> [EXTRACTED RECORDS]:
=-=-=-=-=

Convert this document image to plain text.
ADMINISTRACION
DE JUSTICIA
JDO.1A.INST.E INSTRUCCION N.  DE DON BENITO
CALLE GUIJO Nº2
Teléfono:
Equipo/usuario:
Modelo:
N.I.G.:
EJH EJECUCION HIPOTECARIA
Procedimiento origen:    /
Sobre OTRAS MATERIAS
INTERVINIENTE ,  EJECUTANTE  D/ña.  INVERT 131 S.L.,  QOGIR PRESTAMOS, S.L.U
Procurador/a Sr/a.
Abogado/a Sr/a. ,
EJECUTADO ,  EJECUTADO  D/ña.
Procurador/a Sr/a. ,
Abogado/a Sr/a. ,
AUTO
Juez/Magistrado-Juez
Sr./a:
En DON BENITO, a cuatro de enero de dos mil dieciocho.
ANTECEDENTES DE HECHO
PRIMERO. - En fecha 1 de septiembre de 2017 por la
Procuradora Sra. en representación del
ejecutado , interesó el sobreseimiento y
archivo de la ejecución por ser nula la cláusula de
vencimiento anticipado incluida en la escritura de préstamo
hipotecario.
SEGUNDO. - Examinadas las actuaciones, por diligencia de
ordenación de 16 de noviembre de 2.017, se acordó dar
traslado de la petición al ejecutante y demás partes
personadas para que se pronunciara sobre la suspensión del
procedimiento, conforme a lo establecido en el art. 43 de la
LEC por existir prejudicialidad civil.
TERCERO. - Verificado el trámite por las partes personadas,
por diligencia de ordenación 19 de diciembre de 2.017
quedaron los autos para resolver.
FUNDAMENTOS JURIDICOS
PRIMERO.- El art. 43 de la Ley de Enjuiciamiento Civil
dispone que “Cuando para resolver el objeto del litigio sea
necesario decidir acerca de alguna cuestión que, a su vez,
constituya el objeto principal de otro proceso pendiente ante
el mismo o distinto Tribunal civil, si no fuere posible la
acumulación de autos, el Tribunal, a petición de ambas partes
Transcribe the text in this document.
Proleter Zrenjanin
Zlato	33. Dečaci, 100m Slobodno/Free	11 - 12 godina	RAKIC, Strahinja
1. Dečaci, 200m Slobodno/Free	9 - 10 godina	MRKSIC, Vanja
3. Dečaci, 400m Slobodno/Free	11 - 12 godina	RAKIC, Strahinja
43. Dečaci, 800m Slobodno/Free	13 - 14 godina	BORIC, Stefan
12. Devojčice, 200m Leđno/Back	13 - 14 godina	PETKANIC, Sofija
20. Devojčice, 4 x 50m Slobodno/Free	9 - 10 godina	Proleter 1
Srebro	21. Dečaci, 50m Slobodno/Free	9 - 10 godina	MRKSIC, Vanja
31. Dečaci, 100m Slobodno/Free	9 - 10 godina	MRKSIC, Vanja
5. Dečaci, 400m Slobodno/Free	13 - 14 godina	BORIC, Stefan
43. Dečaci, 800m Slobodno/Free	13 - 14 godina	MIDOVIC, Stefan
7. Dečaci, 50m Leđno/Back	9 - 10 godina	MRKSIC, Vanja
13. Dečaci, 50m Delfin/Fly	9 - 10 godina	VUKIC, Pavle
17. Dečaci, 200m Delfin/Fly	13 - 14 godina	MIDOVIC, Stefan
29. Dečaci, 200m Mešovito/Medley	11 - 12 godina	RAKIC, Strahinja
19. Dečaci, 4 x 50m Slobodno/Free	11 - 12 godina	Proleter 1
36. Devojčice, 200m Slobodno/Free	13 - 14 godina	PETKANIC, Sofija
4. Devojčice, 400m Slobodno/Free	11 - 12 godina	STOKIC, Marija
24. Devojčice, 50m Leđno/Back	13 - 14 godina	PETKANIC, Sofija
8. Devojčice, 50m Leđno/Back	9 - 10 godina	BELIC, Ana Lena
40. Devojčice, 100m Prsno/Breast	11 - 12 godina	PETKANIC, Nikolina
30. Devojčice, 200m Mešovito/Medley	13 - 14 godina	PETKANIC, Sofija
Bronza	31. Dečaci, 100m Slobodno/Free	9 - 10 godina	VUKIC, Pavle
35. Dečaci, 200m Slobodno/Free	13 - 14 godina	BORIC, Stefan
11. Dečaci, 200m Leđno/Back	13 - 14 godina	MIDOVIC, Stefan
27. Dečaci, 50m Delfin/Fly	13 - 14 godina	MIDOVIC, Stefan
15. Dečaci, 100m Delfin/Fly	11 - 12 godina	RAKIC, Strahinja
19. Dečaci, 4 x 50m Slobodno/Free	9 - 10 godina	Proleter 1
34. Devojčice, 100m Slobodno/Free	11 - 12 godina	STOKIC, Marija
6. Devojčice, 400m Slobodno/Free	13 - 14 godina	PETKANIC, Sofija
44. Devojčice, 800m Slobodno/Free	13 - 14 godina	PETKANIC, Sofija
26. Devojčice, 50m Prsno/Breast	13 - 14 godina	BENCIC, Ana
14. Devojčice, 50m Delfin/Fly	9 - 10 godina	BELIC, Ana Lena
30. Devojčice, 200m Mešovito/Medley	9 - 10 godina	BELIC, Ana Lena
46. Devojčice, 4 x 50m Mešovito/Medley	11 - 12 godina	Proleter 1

=-=-=-=-=

Output all of the data above without any alteration.

> [TASK RESULT]:
Convert this document image to plain text.
ADMINISTRACION
DE JUSTICIA
JDO.1A.INST.E INSTRUCCION N.  DE DON BENITO
CALLE GUIJO Nº2
Teléfono:
Equipo/usuario:
Modelo:
N.I.G.:
EJH EJECUCION HIPOTECARIA
Procedimiento origen:    /
Sobre OTRAS MATERIAS
INTERVINIENTE ,  EJECUTANTE  D/ña.  INVERT 131 S.L.,  QOGIR PRESTAMOS, S.L.U
Procurador/a Sr/a.
Abogado/a Sr/a. ,
EJECUTADO ,  EJECUTADO  D/ña.
Procurador/a Sr/a. ,
Abogado/a Sr/a. ,
AUTO
Juez/Magistrado-Juez
Sr./a:
En DON BENITO, a cuatro de enero de dos mil dieciocho.
ANTECEDENTES DE HECHO
PRIMERO. - En fecha 1 de septiembre de 2017 por la
Procuradora Sra. en representación del
ejecutado , interesó el sobreseimiento y
archivo de la ejecución por ser nula la cláusula de
vencimiento anticipado incluida en la escritura de préstamo
hipotecario.
SEGUNDO. - Examinadas las actuaciones, por diligencia de
ordenación de 16 de noviembre de 2.017, se acordó dar
traslado de la petición al ejecutante y demás partes
personadas para que se pronunciara sobre la suspensión del
procedimiento, conforme a lo establecido en el art. 43 de la
LEC por existir prejudicialidad civil.
TERCERO. - Verificado el trámite por las partes personadas,
por diligencia de ordenación 19 de diciembre de 2.017
quedaron los autos para resolver.
FUNDAMENTOS JURIDICOS
PRIMERO.- El art. 43 de la Ley de Enjuiciamiento Civil
dispone que “Cuando para resolver el objeto del litigio sea
necesario decidir acerca de alguna cuestión que, a su vez,
constituya el objeto principal de otro proceso pendiente ante
el mismo o distinto Tribunal civil, si no fuere posible la
acumulación de autos, el Tribunal, a petición de ambas partes
Transcribe the text in this document.
Proleter Zrenjanin
Zlato	33. Dečaci, 100m Slobodno/Free	11 - 12 godina	RAKIC, Strahinja
1. Dečaci, 200m Slobodno/Free	9 - 10 godina	MRKSIC, Vanja
3. Dečaci, 400m Slobodno/Free	11 - 12 godina	RAKIC, Strahinja
43. Dečaci, 800m Slobodno/Free	13 - 14 godina	BORIC, Stefan
12. Devojčice, 200m Leđno/Back	13 - 14 godina	PETKANIC, Sofija
20. Devojčice, 4 x 50m Slobodno/Free	9 - 10 godina	Proleter 1
Srebro	21. Dečaci, 50m Slobodno/Free	9 - 10 godina	MRKSIC, Vanja
31. Dečaci, 100m Slobodno/Free	9 - 10 godina	MRKSIC, Vanja
5. Dečaci, 400m Slobodno/Free	13 - 14 godina	BORIC, Stefan
43. Dečaci, 800m Slobodno/Free	13 - 14 godina	MIDOVIC, Stefan
7. Dečaci, 50m Leđno/Back	9 - 10 godina	MRKSIC, Vanja
13. Dečaci, 50m Delfin/Fly	9 - 10 godina	VUKIC, Pavle
17. Dečaci, 200m Delfin/Fly	13 - 14 godina	MIDOVIC, Stefan
29. Dečaci, 200m Mešovito/Medley	11 - 12 godina	RAKIC, Strahinja
19. Dečaci, 4 x 50m Slobodno/Free	11 - 12 godina	Proleter 1
36. Devojčice, 200m Slobodno/Free	13 - 14 godina	PETKANIC, Sofija
4. Devojčice, 400m Slobodno/Free	11 - 12 godina	STOKIC, Marija
24. Devojčice, 50m Leđno/Back	13 - 14 godina	PETKANIC, Sofija
8. Devojčice, 50m Leđno/Back	9 - 10 godina	BELIC, Ana Lena
40. Devojčice, 100m Prsno/Breast	11 - 12 godina	PETKANIC, Nikolina
30. Devojčice, 200m Mešovito/Medley	13 - 14 godina	PETKANIC, Sofija
Bronza	31. Dečaci, 100m Slobodno/Free	9 - 10 godina	VUKIC, Pavle
35. Dečaci, 200m Slobodno/Free	13 - 14 godina	BORIC, Stefan
11. Dečaci, 200m Leđno/Back	13 - 14 godina	MIDOVIC, Stefan
27. Dečaci, 50m Delfin/Fly	13 - 14 godina	MIDOVIC, Stefan
15. Dečaci, 100m Delfin/Fly	11 - 12 godina	RAKIC, Strahinja
19. Dečaci, 4 x 50m Slobodno/Free	9 - 10 godina	Proleter 1
34. Devojčice, 100m Slobodno/Free	11 - 12 godina	STOKIC, Marija
6. Devojčice, 400m Slobodno/Free	13 - 14 godina	PETKANIC, Sofija
44. Devojčice, 800m Slobodno/Free	13 - 14 godina	PETKANIC, Sofija
26. Devojčice, 50m Prsno/Breast	13 - 14 godina	BENCIC, Ana
14. Devojčice, 50m Delfin/Fly	9 - 10 godina	BELIC, Ana Lena
30. Devojčice, 200m Mešovito/Medley	9 - 10 godina	BELIC, Ana Lena
46. Devojčice, 4 x 50m Mešovito/Medley	11 - 12 godina	Proleter 1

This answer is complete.